» Task goal
Return all lines below containing the word "Timeline".

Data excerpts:
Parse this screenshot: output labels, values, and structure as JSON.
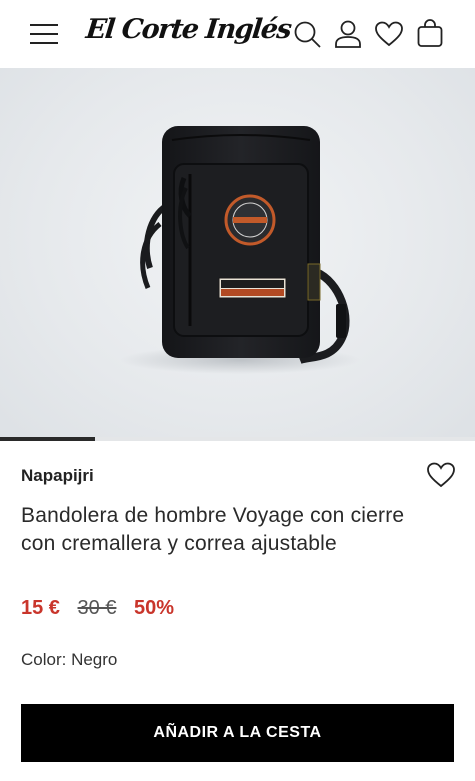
{
  "header": {
    "logo_text": "El Corte Inglés",
    "menu_icon": "hamburger-menu-icon",
    "icons": [
      "search-icon",
      "user-icon",
      "heart-icon",
      "bag-icon"
    ]
  },
  "product": {
    "image_alt": "bandolera-negra-napapijri",
    "carousel_progress": 0.2,
    "brand": "Napapijri",
    "title": "Bandolera de hombre Voyage con cierre con cremallera y correa ajustable",
    "price_current": "15 €",
    "price_original": "30 €",
    "discount": "50%",
    "color_label": "Color: Negro",
    "badge_logo_text": "NAPAPIJRI",
    "badge_label_text": "NAPAPIJRI",
    "badge_label_subtext": "geographic"
  },
  "cta": {
    "add_to_cart": "AÑADIR A LA CESTA"
  },
  "colors": {
    "price_accent": "#c9352b",
    "cta_bg": "#000000"
  }
}
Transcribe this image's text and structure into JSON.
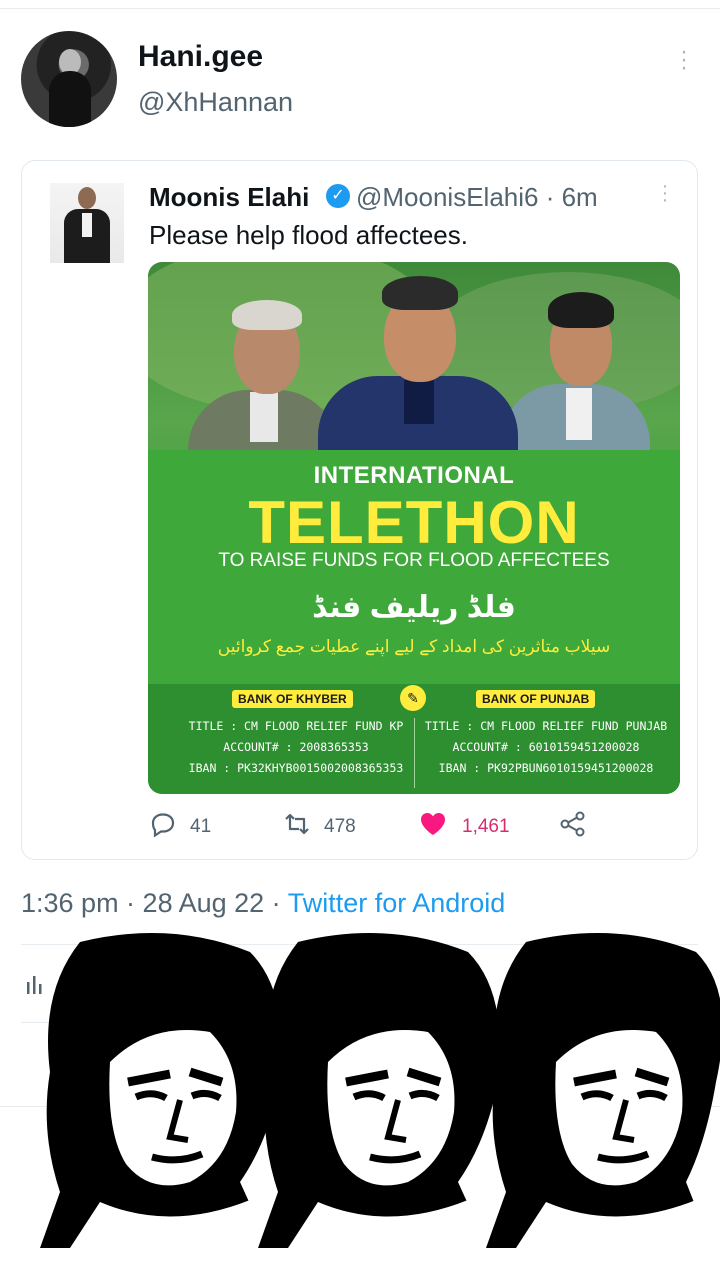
{
  "tweet": {
    "author_name": "Hani.gee",
    "author_handle": "@XhHannan",
    "timestamp": "1:36 pm · 28 Aug 22 · ",
    "client": "Twitter for Android"
  },
  "quoted": {
    "author_name": "Moonis Elahi",
    "author_handle": "@MoonisElahi6 · 6m",
    "text": "Please help flood affectees.",
    "poster": {
      "line1": "INTERNATIONAL",
      "line2": "TELETHON",
      "line3": "TO RAISE FUNDS FOR FLOOD AFFECTEES",
      "urdu_title": "فلڈ ریلیف فنڈ",
      "urdu_subtitle": "سیلاب متاثرین کی امداد کے لیے اپنے عطیات جمع کروائیں",
      "bank_left": {
        "name": "BANK OF KHYBER",
        "title": "TITLE : CM FLOOD RELIEF FUND KP",
        "account": "ACCOUNT# : 2008365353",
        "iban": "IBAN : PK32KHYB0015002008365353"
      },
      "bank_right": {
        "name": "BANK OF PUNJAB",
        "title": "TITLE : CM FLOOD RELIEF FUND PUNJAB",
        "account": "ACCOUNT# : 6010159451200028",
        "iban": "IBAN : PK92PBUN6010159451200028"
      }
    },
    "actions": {
      "replies": "41",
      "retweets": "478",
      "likes": "1,461"
    }
  },
  "colors": {
    "text_primary": "#0f1419",
    "text_secondary": "#536471",
    "link": "#1d9bf0",
    "like": "#d72c70",
    "poster_green": "#3fa83a",
    "poster_yellow": "#ffec3d"
  },
  "icons": [
    "reply-icon",
    "retweet-icon",
    "heart-icon",
    "share-icon",
    "verified-icon",
    "more-icon",
    "analytics-icon"
  ]
}
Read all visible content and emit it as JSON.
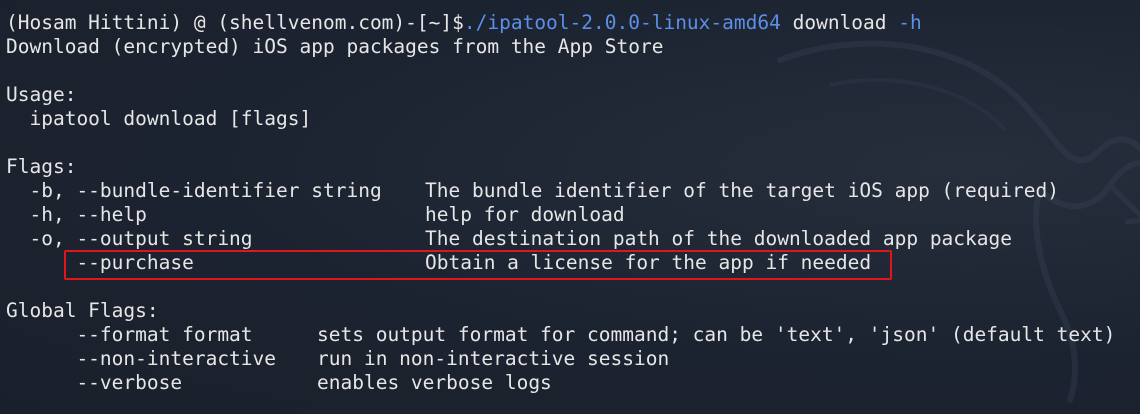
{
  "prompt": {
    "identity": "(Hosam Hittini) @ (shellvenom.com)-[~]$",
    "command_path": "./ipatool-2.0.0-linux-amd64",
    "command_arg": " download ",
    "command_flag": "-h"
  },
  "description": "Download (encrypted) iOS app packages from the App Store",
  "usage": {
    "heading": "Usage:",
    "line": "  ipatool download [flags]"
  },
  "flags": {
    "heading": "Flags:",
    "items": [
      {
        "name": "  -b, --bundle-identifier string",
        "desc": "The bundle identifier of the target iOS app (required)"
      },
      {
        "name": "  -h, --help",
        "desc": "help for download"
      },
      {
        "name": "  -o, --output string",
        "desc": "The destination path of the downloaded app package"
      },
      {
        "name": "      --purchase",
        "desc": "Obtain a license for the app if needed"
      }
    ]
  },
  "global_flags": {
    "heading": "Global Flags:",
    "items": [
      {
        "name": "      --format format",
        "desc": "sets output format for command; can be 'text', 'json' (default text)"
      },
      {
        "name": "      --non-interactive",
        "desc": "run in non-interactive session"
      },
      {
        "name": "      --verbose",
        "desc": "enables verbose logs"
      }
    ]
  },
  "colors": {
    "background": "#1c2330",
    "text": "#e6e6e6",
    "command_accent": "#5b8fe8",
    "highlight_box": "#e0161d"
  }
}
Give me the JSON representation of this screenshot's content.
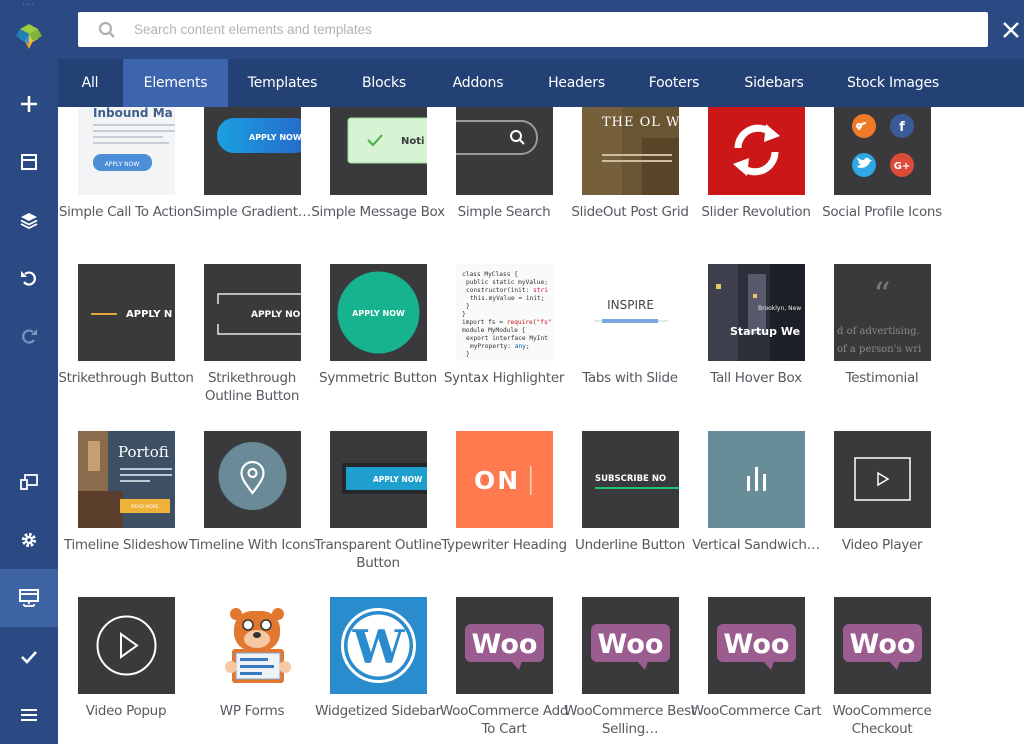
{
  "search": {
    "placeholder": "Search content elements and templates"
  },
  "navbar": {
    "items": [
      {
        "icon": "logo-icon"
      },
      {
        "icon": "plus-icon"
      },
      {
        "icon": "layout-icon"
      },
      {
        "icon": "layers-icon"
      },
      {
        "icon": "undo-icon"
      },
      {
        "icon": "redo-icon"
      },
      {
        "icon": "devices-icon"
      },
      {
        "icon": "gear-icon"
      },
      {
        "icon": "frontend-editor-icon"
      },
      {
        "icon": "check-icon"
      },
      {
        "icon": "menu-icon"
      }
    ]
  },
  "tabs": [
    "All",
    "Elements",
    "Templates",
    "Blocks",
    "Addons",
    "Headers",
    "Footers",
    "Sidebars",
    "Stock Images"
  ],
  "active_tab": "Elements",
  "elements": [
    {
      "label": "Simple Call To Action",
      "thumb_text": "Inbound Ma",
      "thumb_sub": "APPLY NOW"
    },
    {
      "label": "Simple Gradient…",
      "thumb_text": "APPLY NOW"
    },
    {
      "label": "Simple Message Box",
      "thumb_text": "Noti"
    },
    {
      "label": "Simple Search"
    },
    {
      "label": "SlideOut Post Grid",
      "thumb_text": "THE OL WEST N"
    },
    {
      "label": "Slider Revolution"
    },
    {
      "label": "Social Profile Icons"
    },
    {
      "label": "Strikethrough Button",
      "thumb_text": "APPLY N"
    },
    {
      "label": "Strikethrough Outline Button",
      "thumb_text": "APPLY NO"
    },
    {
      "label": "Symmetric Button",
      "thumb_text": "APPLY NOW"
    },
    {
      "label": "Syntax Highlighter"
    },
    {
      "label": "Tabs with Slide",
      "thumb_text": "INSPIRE"
    },
    {
      "label": "Tall Hover Box",
      "thumb_text": "Startup We"
    },
    {
      "label": "Testimonial"
    },
    {
      "label": "Timeline Slideshow",
      "thumb_text": "Portofi"
    },
    {
      "label": "Timeline With Icons"
    },
    {
      "label": "Transparent Outline Button",
      "thumb_text": "APPLY NOW"
    },
    {
      "label": "Typewriter Heading",
      "thumb_text": "ON"
    },
    {
      "label": "Underline Button",
      "thumb_text": "SUBSCRIBE NO"
    },
    {
      "label": "Vertical Sandwich…"
    },
    {
      "label": "Video Player"
    },
    {
      "label": "Video Popup"
    },
    {
      "label": "WP Forms"
    },
    {
      "label": "Widgetized Sidebar"
    },
    {
      "label": "WooCommerce Add To Cart",
      "thumb_text": "Woo"
    },
    {
      "label": "WooCommerce Best Selling…",
      "thumb_text": "Woo"
    },
    {
      "label": "WooCommerce Cart",
      "thumb_text": "Woo"
    },
    {
      "label": "WooCommerce Checkout",
      "thumb_text": "Woo"
    }
  ],
  "colors": {
    "navbar": "#2b4a83",
    "tabbar": "#244175",
    "active_tab": "#3c65ad",
    "woo_purple": "#9b5c8f",
    "tile_dark": "#3a3a3d"
  }
}
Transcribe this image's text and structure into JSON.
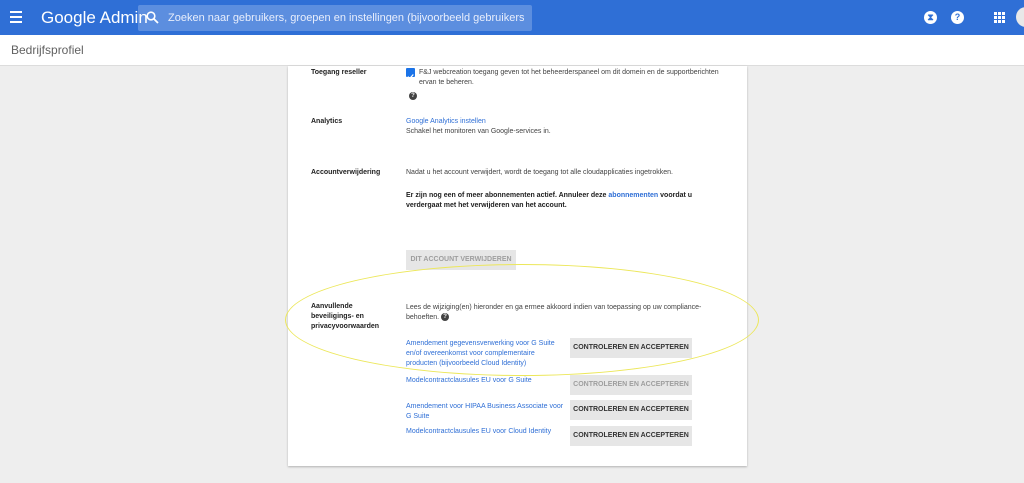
{
  "header": {
    "app_title": "Google Admin",
    "search_placeholder": "Zoeken naar gebruikers, groepen en instellingen (bijvoorbeeld gebruikersgegevens behe",
    "icons": [
      "menu-icon",
      "search-icon",
      "hourglass-icon",
      "help-icon",
      "apps-icon"
    ],
    "accent_color": "#2f6fd6"
  },
  "subheader": {
    "title": "Bedrijfsprofiel"
  },
  "sections": {
    "reseller": {
      "label": "Toegang reseller",
      "checked": true,
      "text": "F&J webcreation toegang geven tot het beheerderspaneel om dit domein en de supportberichten ervan te beheren."
    },
    "analytics": {
      "label": "Analytics",
      "link": "Google Analytics instellen",
      "text": "Schakel het monitoren van Google-services in."
    },
    "account_removal": {
      "label": "Accountverwijdering",
      "text": "Nadat u het account verwijdert, wordt de toegang tot alle cloudapplicaties ingetrokken.",
      "warning_pre": "Er zijn nog een of meer abonnementen actief. Annuleer deze ",
      "warning_link": "abonnementen",
      "warning_post": " voordat u verdergaat met het verwijderen van het account.",
      "button": "DIT ACCOUNT VERWIJDEREN"
    },
    "security_terms": {
      "label_line1": "Aanvullende",
      "label_line2": "beveiligings- en",
      "label_line3": "privacyvoorwaarden",
      "intro": "Lees de wijziging(en) hieronder en ga ermee akkoord indien van toepassing op uw compliance-behoeften.",
      "items": [
        {
          "link": "Amendement gegevensverwerking voor G Suite en/of overeenkomst voor complementaire producten (bijvoorbeeld Cloud Identity)",
          "button": "CONTROLEREN EN ACCEPTEREN"
        },
        {
          "link": "Modelcontractclausules EU voor G Suite",
          "button": "CONTROLEREN EN ACCEPTEREN"
        },
        {
          "link": "Amendement voor HIPAA Business Associate voor G Suite",
          "button": "CONTROLEREN EN ACCEPTEREN"
        },
        {
          "link": "Modelcontractclausules EU voor Cloud Identity",
          "button": "CONTROLEREN EN ACCEPTEREN"
        }
      ]
    }
  },
  "annotation_color": "#ece75a"
}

» Task output
      "label": "Timeline Slideshow",
      "label": "Timeline With Icons"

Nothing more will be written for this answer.